- **Written task**: In the records below, find each line containing the word "questions" and copy it.

[Stored records]
____
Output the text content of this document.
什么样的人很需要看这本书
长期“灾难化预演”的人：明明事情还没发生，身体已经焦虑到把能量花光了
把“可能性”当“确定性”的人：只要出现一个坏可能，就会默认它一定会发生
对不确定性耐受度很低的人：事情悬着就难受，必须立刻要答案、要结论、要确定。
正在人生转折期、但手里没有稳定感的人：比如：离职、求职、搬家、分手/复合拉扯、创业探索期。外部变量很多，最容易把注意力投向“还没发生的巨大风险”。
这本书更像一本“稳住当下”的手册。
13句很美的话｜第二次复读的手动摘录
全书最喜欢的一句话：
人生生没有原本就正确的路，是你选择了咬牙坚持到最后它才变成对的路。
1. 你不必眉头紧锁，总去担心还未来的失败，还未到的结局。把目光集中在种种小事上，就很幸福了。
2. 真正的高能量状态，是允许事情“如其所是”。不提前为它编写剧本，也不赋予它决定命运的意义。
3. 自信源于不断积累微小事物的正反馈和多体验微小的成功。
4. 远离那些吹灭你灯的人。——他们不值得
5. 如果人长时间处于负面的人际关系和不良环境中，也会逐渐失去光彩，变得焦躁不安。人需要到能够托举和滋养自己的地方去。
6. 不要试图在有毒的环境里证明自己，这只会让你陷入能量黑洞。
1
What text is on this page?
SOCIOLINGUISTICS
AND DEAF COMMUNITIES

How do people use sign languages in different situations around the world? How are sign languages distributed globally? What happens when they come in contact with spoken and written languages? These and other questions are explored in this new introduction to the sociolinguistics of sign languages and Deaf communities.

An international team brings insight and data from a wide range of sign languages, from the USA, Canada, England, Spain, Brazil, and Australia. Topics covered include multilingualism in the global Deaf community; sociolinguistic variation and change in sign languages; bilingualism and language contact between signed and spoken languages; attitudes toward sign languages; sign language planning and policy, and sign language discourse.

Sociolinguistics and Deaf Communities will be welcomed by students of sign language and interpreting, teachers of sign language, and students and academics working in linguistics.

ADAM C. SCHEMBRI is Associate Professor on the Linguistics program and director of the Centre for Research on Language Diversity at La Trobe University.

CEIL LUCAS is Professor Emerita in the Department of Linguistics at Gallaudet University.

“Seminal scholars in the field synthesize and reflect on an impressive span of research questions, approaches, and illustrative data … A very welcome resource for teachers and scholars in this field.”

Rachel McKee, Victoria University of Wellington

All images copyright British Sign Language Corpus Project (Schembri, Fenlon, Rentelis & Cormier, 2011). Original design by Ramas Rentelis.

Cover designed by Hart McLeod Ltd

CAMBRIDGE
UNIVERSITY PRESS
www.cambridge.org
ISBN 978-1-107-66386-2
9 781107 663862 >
____
- **Response below**:
How do people use sign languages in different situations around the world? How are sign languages distributed globally? What happens when they come in contact with spoken and written languages? These and other questions are explored in this new introduction to the sociolinguistics of sign languages and Deaf communities.
“Seminal scholars in the field synthesize and reflect on an impressive span of research questions, approaches, and illustrative data … A very welcome resource for teachers and scholars in this field.”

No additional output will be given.